**Short problem:**
All the data should be repeated exactly. Any image in it is left out.

**Material shown:**
----
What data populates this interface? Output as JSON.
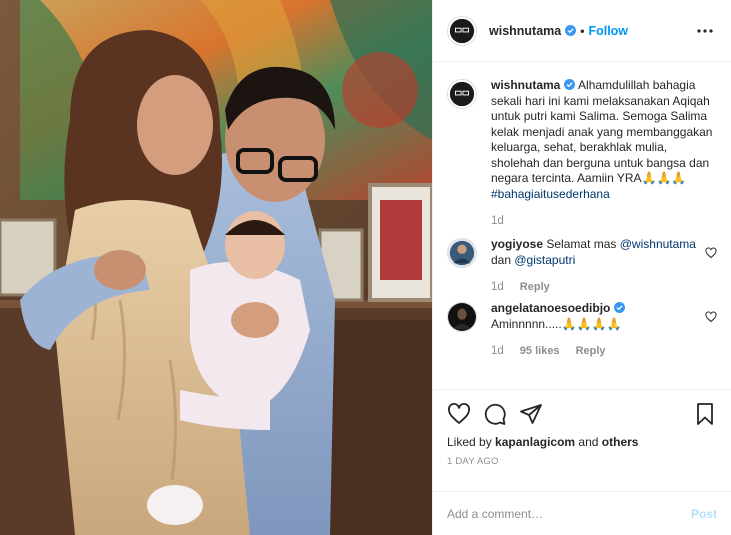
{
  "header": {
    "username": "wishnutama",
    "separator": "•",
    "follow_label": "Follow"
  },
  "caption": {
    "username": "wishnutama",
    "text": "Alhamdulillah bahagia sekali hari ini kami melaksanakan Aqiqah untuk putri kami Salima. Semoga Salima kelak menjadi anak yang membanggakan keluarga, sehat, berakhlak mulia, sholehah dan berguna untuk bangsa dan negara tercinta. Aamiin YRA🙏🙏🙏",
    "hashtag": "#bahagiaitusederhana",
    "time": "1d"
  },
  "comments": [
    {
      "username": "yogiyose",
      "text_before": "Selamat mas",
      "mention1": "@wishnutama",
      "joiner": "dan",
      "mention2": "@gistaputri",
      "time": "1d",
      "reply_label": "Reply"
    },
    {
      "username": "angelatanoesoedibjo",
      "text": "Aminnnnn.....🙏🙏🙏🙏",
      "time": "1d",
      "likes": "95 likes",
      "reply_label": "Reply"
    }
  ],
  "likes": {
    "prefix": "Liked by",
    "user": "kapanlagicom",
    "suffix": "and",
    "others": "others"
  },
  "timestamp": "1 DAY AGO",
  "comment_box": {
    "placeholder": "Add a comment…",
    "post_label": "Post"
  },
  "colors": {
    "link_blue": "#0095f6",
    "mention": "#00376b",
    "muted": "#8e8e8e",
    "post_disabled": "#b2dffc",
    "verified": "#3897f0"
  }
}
----
**Completed exercise:**
What data populates this interface? Output as JSON.
{
  "header": {
    "username": "wishnutama",
    "separator": "•",
    "follow_label": "Follow"
  },
  "caption": {
    "username": "wishnutama",
    "text": "Alhamdulillah bahagia sekali hari ini kami melaksanakan Aqiqah untuk putri kami Salima. Semoga Salima kelak menjadi anak yang membanggakan keluarga, sehat, berakhlak mulia, sholehah dan berguna untuk bangsa dan negara tercinta. Aamiin YRA🙏🙏🙏",
    "hashtag": "#bahagiaitusederhana",
    "time": "1d"
  },
  "comments": [
    {
      "username": "yogiyose",
      "text_before": "Selamat mas",
      "mention1": "@wishnutama",
      "joiner": "dan",
      "mention2": "@gistaputri",
      "time": "1d",
      "reply_label": "Reply"
    },
    {
      "username": "angelatanoesoedibjo",
      "text": "Aminnnnn.....🙏🙏🙏🙏",
      "time": "1d",
      "likes": "95 likes",
      "reply_label": "Reply"
    }
  ],
  "likes": {
    "prefix": "Liked by",
    "user": "kapanlagicom",
    "suffix": "and",
    "others": "others"
  },
  "timestamp": "1 DAY AGO",
  "comment_box": {
    "placeholder": "Add a comment…",
    "post_label": "Post"
  },
  "colors": {
    "link_blue": "#0095f6",
    "mention": "#00376b",
    "muted": "#8e8e8e",
    "post_disabled": "#b2dffc",
    "verified": "#3897f0"
  }
}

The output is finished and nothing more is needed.